GIVEN INSTRUCTION – All entries below are to be set down again, identical to the source.

________________________

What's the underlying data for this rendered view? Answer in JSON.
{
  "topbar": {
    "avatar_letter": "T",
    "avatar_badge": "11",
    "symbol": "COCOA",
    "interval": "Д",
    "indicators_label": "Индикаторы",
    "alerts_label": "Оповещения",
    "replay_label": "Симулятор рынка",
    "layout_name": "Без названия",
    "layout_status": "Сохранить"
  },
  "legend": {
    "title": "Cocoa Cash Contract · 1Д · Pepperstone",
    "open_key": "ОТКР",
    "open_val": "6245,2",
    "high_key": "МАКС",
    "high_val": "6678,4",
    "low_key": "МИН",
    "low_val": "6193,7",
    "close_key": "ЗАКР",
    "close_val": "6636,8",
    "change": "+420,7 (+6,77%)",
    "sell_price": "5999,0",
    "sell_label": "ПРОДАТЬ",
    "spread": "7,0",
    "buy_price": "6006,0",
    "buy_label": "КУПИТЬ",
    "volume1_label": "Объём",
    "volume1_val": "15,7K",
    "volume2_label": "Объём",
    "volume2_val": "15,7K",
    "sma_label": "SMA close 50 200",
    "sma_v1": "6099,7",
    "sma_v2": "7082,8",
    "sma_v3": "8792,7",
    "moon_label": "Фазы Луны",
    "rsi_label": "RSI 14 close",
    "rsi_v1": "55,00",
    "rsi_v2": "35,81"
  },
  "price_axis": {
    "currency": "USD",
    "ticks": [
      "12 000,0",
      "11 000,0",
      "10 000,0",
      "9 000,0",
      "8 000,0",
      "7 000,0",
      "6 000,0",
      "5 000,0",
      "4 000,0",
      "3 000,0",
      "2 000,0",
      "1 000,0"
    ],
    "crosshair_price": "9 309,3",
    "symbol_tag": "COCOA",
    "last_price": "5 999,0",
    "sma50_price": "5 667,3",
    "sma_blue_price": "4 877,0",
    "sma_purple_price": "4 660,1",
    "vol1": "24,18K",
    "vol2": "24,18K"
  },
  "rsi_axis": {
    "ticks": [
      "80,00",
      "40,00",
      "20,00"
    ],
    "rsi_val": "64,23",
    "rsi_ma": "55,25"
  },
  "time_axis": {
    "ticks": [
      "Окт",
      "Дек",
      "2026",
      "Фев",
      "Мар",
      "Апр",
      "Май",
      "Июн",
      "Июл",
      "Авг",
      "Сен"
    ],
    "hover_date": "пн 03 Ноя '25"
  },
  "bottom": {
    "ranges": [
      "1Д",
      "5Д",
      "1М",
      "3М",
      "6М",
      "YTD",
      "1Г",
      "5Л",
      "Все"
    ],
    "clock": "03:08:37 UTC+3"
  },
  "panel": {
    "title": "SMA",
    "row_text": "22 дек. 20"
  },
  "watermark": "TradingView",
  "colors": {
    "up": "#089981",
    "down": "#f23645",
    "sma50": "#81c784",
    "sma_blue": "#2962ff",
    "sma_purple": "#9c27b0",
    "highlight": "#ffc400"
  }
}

________________________

CORRECT RESPONSE –
What's the underlying data for this rendered view? Answer in JSON.
{
  "topbar": {
    "avatar_letter": "T",
    "avatar_badge": "11",
    "symbol": "COCOA",
    "interval": "Д",
    "indicators_label": "Индикаторы",
    "alerts_label": "Оповещения",
    "replay_label": "Симулятор рынка",
    "layout_name": "Без названия",
    "layout_status": "Сохранить"
  },
  "legend": {
    "title": "Cocoa Cash Contract · 1Д · Pepperstone",
    "open_key": "ОТКР",
    "open_val": "6245,2",
    "high_key": "МАКС",
    "high_val": "6678,4",
    "low_key": "МИН",
    "low_val": "6193,7",
    "close_key": "ЗАКР",
    "close_val": "6636,8",
    "change": "+420,7 (+6,77%)",
    "sell_price": "5999,0",
    "sell_label": "ПРОДАТЬ",
    "spread": "7,0",
    "buy_price": "6006,0",
    "buy_label": "КУПИТЬ",
    "volume1_label": "Объём",
    "volume1_val": "15,7K",
    "volume2_label": "Объём",
    "volume2_val": "15,7K",
    "sma_label": "SMA close 50 200",
    "sma_v1": "6099,7",
    "sma_v2": "7082,8",
    "sma_v3": "8792,7",
    "moon_label": "Фазы Луны",
    "rsi_label": "RSI 14 close",
    "rsi_v1": "55,00",
    "rsi_v2": "35,81"
  },
  "price_axis": {
    "currency": "USD",
    "ticks": [
      "12 000,0",
      "11 000,0",
      "10 000,0",
      "9 000,0",
      "8 000,0",
      "7 000,0",
      "6 000,0",
      "5 000,0",
      "4 000,0",
      "3 000,0",
      "2 000,0",
      "1 000,0"
    ],
    "crosshair_price": "9 309,3",
    "symbol_tag": "COCOA",
    "last_price": "5 999,0",
    "sma50_price": "5 667,3",
    "sma_blue_price": "4 877,0",
    "sma_purple_price": "4 660,1",
    "vol1": "24,18K",
    "vol2": "24,18K"
  },
  "rsi_axis": {
    "ticks": [
      "80,00",
      "40,00",
      "20,00"
    ],
    "rsi_val": "64,23",
    "rsi_ma": "55,25"
  },
  "time_axis": {
    "ticks": [
      "Окт",
      "Дек",
      "2026",
      "Фев",
      "Мар",
      "Апр",
      "Май",
      "Июн",
      "Июл",
      "Авг",
      "Сен"
    ],
    "hover_date": "пн 03 Ноя '25"
  },
  "bottom": {
    "ranges": [
      "1Д",
      "5Д",
      "1М",
      "3М",
      "6М",
      "YTD",
      "1Г",
      "5Л",
      "Все"
    ],
    "clock": "03:08:37 UTC+3"
  },
  "panel": {
    "title": "SMA",
    "row_text": "22 дек. 20"
  },
  "watermark": "TradingView",
  "colors": {
    "up": "#089981",
    "down": "#f23645",
    "sma50": "#81c784",
    "sma_blue": "#2962ff",
    "sma_purple": "#9c27b0",
    "highlight": "#ffc400"
  }
}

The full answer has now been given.